(Dataset excerpt)

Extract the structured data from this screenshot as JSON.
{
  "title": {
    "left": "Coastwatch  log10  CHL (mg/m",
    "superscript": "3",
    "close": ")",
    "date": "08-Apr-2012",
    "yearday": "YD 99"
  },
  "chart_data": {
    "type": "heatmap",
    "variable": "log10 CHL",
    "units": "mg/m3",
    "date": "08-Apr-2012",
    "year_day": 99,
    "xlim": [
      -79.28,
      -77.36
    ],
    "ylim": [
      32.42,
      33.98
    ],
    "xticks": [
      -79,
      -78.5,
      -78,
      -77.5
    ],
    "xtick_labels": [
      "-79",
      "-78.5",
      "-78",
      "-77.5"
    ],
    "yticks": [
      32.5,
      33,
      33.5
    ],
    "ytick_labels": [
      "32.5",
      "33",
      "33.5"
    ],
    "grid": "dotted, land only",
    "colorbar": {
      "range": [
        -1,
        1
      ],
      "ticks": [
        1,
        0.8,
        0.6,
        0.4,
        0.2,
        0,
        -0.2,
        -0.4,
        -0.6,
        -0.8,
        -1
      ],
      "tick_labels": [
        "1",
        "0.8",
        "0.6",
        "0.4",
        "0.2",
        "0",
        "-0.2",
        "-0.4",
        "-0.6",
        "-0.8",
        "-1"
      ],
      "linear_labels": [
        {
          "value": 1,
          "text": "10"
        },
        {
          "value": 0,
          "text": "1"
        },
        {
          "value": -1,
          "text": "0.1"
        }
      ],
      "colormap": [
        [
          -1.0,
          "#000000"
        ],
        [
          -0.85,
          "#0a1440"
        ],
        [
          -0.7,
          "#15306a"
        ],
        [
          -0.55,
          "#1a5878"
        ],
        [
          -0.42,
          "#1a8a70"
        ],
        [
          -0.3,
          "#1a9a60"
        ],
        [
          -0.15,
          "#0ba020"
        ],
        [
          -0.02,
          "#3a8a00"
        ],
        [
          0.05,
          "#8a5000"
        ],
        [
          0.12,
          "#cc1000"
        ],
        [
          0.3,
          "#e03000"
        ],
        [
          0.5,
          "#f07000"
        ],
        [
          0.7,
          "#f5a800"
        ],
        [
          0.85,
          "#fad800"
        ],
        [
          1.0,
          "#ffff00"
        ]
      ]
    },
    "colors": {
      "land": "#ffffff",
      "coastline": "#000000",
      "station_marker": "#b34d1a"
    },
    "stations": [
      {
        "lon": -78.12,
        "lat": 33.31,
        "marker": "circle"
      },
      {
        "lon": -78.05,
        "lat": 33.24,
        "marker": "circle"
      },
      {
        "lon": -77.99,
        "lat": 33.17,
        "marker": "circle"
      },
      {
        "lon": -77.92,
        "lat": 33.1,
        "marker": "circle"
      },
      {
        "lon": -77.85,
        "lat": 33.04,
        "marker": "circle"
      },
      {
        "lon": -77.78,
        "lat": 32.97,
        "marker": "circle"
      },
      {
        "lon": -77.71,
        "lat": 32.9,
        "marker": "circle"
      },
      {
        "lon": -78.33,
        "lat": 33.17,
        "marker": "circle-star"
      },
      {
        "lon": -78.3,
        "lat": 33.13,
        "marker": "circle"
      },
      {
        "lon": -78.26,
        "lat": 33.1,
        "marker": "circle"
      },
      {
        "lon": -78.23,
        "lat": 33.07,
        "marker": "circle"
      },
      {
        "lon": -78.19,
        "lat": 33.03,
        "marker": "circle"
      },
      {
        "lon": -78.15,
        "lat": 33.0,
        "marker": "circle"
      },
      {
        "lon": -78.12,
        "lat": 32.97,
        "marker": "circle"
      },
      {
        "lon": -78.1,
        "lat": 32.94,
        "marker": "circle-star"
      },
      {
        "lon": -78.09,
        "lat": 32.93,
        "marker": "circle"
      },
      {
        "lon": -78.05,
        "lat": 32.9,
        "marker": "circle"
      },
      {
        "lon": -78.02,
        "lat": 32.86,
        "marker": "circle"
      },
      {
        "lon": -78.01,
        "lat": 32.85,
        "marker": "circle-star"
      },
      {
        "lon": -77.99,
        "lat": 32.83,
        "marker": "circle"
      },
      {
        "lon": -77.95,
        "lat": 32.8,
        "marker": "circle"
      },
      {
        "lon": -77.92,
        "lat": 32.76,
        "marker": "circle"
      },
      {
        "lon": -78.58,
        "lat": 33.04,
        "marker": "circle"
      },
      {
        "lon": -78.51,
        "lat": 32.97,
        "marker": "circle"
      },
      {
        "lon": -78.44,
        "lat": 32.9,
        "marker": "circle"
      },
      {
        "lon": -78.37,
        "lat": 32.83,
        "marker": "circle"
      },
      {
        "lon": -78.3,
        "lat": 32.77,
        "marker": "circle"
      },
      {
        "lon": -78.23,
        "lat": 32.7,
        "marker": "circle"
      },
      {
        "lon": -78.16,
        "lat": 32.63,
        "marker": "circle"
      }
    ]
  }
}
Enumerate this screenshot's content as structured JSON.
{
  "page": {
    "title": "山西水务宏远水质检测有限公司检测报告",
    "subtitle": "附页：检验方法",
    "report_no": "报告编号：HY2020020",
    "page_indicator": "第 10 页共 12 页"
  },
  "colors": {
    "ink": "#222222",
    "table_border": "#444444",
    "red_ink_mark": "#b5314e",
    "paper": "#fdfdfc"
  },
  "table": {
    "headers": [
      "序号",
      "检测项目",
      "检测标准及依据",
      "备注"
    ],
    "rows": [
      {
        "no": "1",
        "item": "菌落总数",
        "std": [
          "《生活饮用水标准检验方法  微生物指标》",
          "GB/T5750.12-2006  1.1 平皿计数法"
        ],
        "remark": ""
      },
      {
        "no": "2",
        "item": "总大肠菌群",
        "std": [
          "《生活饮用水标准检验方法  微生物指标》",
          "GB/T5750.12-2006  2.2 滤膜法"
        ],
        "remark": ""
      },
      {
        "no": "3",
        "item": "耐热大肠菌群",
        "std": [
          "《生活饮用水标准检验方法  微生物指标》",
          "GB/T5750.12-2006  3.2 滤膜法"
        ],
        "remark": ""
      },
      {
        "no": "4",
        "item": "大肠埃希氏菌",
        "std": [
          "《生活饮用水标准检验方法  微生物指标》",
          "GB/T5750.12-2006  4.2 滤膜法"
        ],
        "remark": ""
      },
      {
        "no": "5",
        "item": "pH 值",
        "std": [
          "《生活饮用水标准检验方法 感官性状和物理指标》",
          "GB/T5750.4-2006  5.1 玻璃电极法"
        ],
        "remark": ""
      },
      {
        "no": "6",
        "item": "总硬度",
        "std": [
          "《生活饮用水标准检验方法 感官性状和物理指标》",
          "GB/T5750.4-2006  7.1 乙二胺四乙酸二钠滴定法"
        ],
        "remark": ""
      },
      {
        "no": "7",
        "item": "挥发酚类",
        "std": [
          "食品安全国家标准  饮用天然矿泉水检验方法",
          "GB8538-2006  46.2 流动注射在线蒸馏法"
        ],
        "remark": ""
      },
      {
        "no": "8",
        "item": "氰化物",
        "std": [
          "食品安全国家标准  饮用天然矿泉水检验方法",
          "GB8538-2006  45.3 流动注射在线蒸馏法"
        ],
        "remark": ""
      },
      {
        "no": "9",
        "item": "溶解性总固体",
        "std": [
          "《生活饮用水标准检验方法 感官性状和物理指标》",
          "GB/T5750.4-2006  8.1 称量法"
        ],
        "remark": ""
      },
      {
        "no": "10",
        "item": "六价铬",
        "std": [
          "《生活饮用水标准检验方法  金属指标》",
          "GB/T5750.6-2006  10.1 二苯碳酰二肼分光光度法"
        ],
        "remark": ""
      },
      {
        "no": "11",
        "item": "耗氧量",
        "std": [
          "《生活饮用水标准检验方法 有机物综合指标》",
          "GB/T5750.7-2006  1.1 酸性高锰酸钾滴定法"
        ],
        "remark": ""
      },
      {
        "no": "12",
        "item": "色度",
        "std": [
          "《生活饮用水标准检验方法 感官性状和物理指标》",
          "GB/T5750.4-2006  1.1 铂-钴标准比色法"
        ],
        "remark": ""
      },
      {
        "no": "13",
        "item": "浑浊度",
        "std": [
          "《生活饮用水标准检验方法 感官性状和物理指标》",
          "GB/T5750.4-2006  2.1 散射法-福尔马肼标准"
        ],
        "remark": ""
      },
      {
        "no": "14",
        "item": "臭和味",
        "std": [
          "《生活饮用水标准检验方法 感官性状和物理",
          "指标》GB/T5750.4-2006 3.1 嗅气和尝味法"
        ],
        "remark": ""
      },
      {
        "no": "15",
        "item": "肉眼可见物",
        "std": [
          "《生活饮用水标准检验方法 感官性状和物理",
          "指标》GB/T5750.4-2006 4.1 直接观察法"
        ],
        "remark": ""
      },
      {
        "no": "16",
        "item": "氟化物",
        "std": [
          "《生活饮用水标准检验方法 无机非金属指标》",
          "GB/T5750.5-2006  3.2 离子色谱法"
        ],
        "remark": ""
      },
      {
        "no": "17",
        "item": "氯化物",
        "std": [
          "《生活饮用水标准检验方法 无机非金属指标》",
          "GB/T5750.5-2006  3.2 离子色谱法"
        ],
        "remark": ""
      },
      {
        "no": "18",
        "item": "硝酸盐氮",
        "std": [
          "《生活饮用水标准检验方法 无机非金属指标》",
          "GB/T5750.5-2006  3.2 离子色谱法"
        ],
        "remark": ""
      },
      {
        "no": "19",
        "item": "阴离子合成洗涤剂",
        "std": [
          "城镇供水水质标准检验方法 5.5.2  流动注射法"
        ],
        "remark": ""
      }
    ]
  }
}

- _To be done_:
Pick out the lines that have the word "screenshot". Copy them all.

- _Correct output_:
Extract the structured data from this screenshot as JSON.
Enumerate this screenshot's content as structured JSON.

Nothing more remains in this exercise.